*EXERCISE:* Tally the lines containing "lexpress" and report the number alone.

*DATA PROVIDED:*
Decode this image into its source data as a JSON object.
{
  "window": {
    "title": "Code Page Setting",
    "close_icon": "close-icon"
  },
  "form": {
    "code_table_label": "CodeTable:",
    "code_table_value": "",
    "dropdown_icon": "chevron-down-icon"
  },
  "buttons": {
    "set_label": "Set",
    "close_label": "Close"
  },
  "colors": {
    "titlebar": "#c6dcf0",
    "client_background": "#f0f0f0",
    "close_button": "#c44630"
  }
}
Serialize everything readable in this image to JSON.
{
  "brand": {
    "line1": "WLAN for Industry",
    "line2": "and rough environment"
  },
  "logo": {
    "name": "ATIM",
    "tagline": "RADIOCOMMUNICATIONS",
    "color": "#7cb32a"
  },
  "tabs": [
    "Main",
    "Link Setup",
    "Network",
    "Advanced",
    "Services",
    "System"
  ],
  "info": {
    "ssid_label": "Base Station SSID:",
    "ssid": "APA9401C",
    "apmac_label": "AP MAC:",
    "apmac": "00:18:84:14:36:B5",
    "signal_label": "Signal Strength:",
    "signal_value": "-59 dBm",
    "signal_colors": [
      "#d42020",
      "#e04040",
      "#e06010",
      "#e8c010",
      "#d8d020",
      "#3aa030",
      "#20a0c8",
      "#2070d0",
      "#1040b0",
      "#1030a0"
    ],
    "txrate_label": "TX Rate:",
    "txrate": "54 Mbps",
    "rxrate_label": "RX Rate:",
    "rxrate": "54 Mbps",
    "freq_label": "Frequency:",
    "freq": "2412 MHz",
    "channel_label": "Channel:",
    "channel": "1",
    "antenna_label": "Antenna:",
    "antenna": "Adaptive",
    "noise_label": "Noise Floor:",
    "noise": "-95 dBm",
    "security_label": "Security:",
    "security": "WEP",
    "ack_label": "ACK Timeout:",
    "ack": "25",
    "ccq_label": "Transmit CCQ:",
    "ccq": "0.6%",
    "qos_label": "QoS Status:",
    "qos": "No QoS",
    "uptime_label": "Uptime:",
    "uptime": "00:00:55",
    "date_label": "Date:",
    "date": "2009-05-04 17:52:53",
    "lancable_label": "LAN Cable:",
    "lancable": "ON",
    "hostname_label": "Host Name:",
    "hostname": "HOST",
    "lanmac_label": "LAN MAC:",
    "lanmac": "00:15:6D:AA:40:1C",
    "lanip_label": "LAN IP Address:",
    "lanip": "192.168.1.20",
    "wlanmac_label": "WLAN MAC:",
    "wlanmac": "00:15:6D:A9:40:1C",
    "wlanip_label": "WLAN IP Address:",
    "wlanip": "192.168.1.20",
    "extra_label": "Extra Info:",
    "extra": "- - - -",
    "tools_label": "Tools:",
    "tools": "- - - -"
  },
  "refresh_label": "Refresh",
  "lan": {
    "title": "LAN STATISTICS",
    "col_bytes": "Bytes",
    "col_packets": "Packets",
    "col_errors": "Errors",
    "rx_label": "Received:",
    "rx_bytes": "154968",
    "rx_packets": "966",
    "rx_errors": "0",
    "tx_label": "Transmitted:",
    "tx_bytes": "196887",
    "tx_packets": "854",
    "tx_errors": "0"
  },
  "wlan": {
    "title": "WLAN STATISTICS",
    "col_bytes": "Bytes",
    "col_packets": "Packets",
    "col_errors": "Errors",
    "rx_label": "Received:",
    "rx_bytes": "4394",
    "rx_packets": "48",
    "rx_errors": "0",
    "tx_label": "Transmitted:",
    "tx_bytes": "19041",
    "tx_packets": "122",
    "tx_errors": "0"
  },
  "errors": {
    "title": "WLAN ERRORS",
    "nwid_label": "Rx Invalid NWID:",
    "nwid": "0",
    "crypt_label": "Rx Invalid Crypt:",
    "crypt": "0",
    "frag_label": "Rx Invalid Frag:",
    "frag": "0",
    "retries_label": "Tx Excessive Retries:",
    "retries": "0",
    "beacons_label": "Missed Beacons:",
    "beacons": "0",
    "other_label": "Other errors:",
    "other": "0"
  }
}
* * *
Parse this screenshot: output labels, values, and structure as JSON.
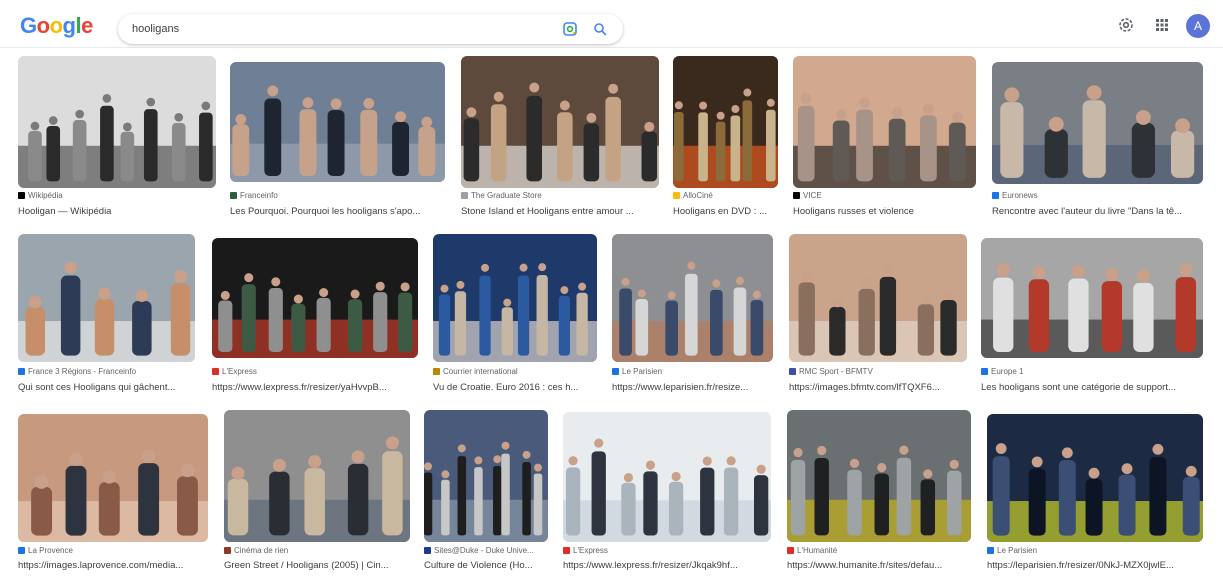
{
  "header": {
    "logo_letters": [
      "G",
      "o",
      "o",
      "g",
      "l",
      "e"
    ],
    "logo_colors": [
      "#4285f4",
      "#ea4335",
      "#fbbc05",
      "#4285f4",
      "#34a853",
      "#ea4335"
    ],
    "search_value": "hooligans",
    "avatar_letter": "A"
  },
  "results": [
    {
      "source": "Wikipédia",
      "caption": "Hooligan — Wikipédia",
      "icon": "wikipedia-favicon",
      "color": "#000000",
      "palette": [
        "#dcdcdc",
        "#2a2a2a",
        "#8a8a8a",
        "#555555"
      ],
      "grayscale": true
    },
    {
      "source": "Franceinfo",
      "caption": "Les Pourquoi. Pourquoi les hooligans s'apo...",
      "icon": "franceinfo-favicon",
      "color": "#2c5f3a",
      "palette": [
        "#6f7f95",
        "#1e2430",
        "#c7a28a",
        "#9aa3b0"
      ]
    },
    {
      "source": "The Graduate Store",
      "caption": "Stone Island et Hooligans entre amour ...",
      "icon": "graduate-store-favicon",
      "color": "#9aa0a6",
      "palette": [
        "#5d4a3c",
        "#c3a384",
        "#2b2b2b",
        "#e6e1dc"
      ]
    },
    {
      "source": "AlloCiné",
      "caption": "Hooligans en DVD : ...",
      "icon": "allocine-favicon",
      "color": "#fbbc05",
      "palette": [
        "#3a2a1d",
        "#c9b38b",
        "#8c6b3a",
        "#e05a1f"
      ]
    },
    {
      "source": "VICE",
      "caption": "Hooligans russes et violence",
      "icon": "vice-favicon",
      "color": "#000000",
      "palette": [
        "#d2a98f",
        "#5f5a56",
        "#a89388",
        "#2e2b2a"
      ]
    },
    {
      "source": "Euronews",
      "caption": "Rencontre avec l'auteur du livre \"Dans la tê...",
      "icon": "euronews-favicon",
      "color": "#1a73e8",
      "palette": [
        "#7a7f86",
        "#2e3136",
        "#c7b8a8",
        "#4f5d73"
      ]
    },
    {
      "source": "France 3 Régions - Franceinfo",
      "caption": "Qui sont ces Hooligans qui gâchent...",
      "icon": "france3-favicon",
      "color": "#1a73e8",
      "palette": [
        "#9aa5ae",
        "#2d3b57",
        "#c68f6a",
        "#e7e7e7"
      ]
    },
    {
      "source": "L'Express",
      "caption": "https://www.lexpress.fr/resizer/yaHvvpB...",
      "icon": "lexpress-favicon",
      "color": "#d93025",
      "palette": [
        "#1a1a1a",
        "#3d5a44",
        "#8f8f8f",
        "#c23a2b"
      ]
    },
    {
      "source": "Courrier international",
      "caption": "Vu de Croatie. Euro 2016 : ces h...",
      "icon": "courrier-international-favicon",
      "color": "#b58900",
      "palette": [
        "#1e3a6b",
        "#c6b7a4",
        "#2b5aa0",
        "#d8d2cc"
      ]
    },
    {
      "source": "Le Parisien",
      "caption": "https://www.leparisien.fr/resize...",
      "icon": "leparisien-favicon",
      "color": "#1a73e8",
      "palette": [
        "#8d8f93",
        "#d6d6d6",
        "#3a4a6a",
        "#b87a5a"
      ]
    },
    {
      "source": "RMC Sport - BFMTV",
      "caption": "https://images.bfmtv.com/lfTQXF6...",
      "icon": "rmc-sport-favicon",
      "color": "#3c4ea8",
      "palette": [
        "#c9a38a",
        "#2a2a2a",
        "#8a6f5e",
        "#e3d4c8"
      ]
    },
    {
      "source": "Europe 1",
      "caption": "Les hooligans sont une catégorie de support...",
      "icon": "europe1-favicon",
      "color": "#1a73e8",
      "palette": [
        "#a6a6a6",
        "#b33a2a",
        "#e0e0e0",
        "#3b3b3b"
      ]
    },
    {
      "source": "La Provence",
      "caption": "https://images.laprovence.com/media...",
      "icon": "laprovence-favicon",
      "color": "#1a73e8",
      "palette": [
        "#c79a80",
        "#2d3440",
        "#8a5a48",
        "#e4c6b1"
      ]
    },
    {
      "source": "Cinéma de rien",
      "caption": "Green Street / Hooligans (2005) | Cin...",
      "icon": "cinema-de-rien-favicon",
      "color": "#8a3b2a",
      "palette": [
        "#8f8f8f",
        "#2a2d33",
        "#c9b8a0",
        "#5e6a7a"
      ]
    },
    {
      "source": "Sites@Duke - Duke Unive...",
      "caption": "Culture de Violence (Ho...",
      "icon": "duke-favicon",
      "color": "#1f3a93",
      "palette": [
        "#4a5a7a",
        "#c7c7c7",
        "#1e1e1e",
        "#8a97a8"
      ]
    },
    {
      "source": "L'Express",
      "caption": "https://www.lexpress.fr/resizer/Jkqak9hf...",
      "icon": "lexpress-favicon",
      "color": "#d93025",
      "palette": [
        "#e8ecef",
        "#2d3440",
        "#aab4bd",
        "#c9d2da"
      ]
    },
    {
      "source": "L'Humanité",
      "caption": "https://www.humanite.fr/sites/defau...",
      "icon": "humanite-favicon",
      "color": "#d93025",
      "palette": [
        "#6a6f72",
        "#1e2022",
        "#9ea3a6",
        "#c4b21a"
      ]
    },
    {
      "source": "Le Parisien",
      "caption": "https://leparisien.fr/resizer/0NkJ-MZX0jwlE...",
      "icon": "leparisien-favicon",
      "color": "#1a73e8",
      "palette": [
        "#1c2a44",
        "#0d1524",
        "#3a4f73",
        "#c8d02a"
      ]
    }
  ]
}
==
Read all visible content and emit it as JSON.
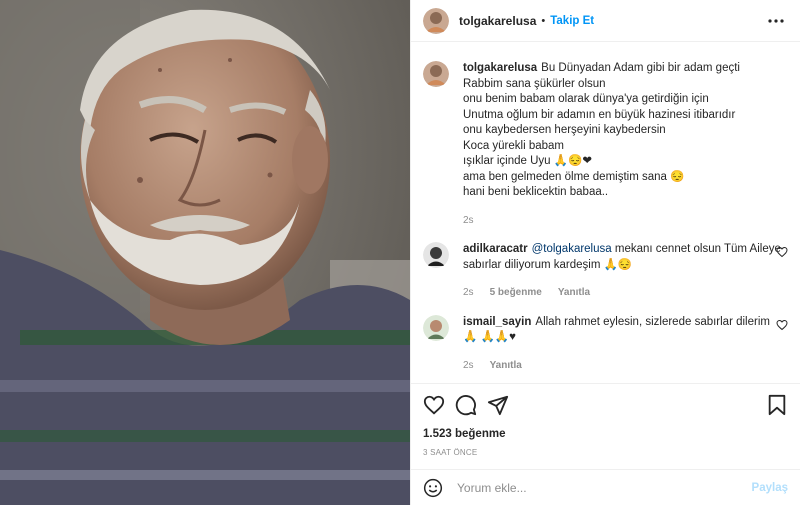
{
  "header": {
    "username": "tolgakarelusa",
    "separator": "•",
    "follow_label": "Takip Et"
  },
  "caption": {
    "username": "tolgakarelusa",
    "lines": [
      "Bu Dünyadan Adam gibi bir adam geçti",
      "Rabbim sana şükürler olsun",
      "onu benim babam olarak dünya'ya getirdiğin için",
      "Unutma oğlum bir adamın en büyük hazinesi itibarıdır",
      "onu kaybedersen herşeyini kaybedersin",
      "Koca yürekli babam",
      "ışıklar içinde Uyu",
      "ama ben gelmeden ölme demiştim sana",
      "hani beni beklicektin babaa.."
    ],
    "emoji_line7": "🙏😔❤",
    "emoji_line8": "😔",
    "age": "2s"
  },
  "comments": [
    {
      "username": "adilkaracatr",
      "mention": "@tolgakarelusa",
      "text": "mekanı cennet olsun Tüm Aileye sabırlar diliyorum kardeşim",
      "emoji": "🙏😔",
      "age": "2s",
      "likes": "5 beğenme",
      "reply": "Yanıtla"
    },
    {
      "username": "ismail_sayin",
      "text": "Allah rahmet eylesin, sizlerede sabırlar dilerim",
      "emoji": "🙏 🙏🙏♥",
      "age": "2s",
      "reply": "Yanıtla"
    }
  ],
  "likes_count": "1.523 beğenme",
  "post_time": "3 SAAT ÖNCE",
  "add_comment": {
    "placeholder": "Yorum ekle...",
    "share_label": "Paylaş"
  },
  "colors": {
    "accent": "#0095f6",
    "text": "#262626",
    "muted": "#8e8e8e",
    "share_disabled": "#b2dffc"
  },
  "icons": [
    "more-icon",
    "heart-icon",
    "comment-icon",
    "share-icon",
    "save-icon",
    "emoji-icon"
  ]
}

*SOLVED PROBLEM:* 4